• What is needed
Nothing in the data should change when you return it, but leave the pictures out.

Records:
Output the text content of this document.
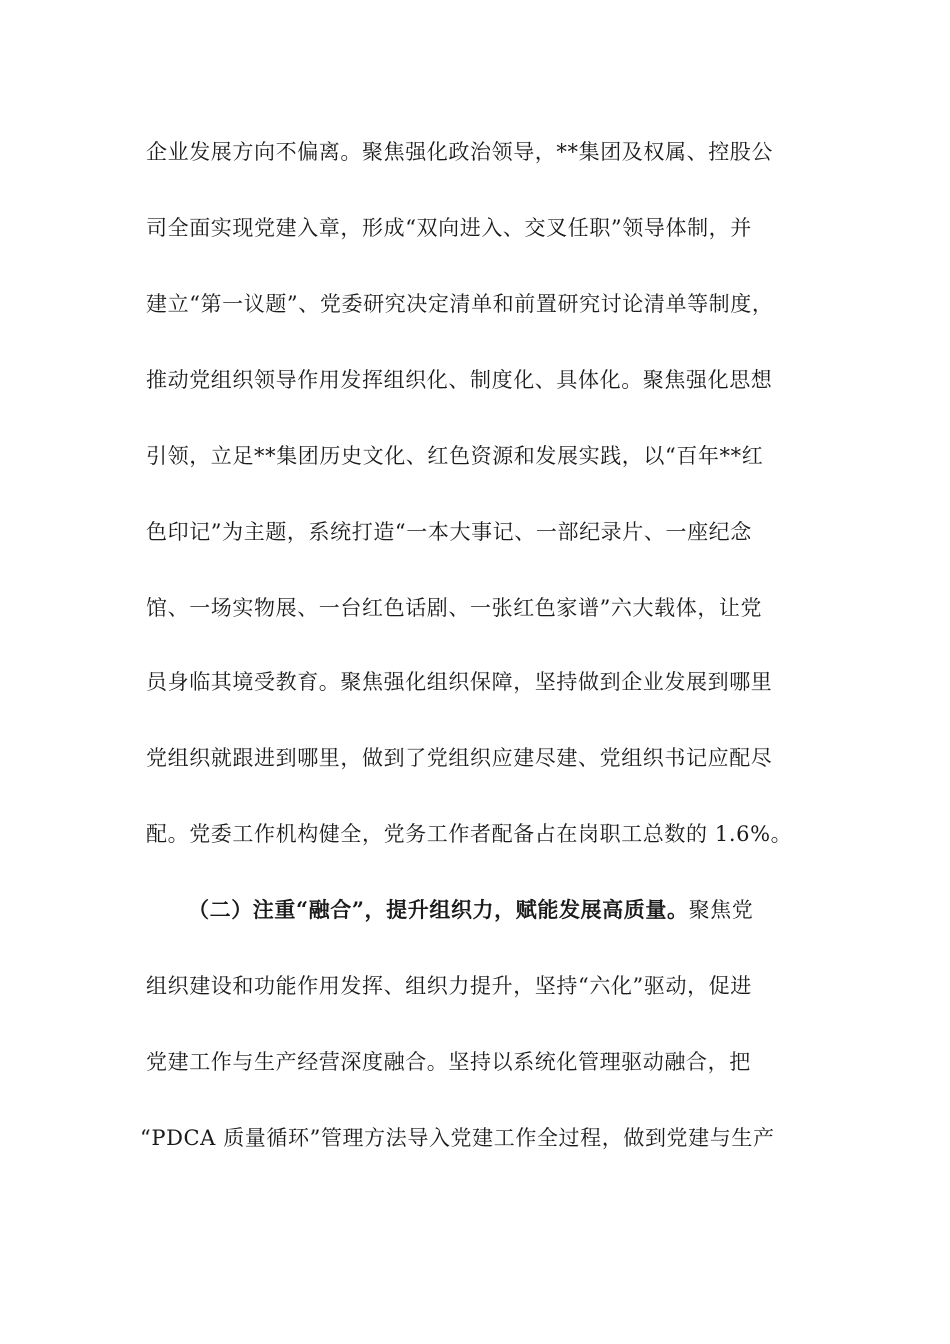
企业发展方向不偏离。聚焦强化政治领导，**集团及权属、控股公
司全面实现党建入章，形成“双向进入、交叉任职”领导体制，并
建立“第一议题”、党委研究决定清单和前置研究讨论清单等制度，
推动党组织领导作用发挥组织化、制度化、具体化。聚焦强化思想
引领，立足**集团历史文化、红色资源和发展实践，以“百年**红
色印记”为主题，系统打造“一本大事记、一部纪录片、一座纪念
馆、一场实物展、一台红色话剧、一张红色家谱”六大载体，让党
员身临其境受教育。聚焦强化组织保障，坚持做到企业发展到哪里
党组织就跟进到哪里，做到了党组织应建尽建、党组织书记应配尽
配。党委工作机构健全，党务工作者配备占在岗职工总数的 1.6%。
（二）注重“融合”，提升组织力，赋能发展高质量。聚焦党
组织建设和功能作用发挥、组织力提升，坚持“六化”驱动，促进
党建工作与生产经营深度融合。坚持以系统化管理驱动融合，把
“PDCA 质量循环”管理方法导入党建工作全过程，做到党建与生产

• Solution for this task
Output the text content of this document.
企业发展方向不偏离。聚焦强化政治领导，**集团及权属、控股公
司全面实现党建入章，形成“双向进入、交叉任职”领导体制，并
建立“第一议题”、党委研究决定清单和前置研究讨论清单等制度，
推动党组织领导作用发挥组织化、制度化、具体化。聚焦强化思想
引领，立足**集团历史文化、红色资源和发展实践，以“百年**红
色印记”为主题，系统打造“一本大事记、一部纪录片、一座纪念
馆、一场实物展、一台红色话剧、一张红色家谱”六大载体，让党
员身临其境受教育。聚焦强化组织保障，坚持做到企业发展到哪里
党组织就跟进到哪里，做到了党组织应建尽建、党组织书记应配尽
配。党委工作机构健全，党务工作者配备占在岗职工总数的 1.6%。
（二）注重“融合”，提升组织力，赋能发展高质量。聚焦党
组织建设和功能作用发挥、组织力提升，坚持“六化”驱动，促进
党建工作与生产经营深度融合。坚持以系统化管理驱动融合，把
“PDCA 质量循环”管理方法导入党建工作全过程，做到党建与生产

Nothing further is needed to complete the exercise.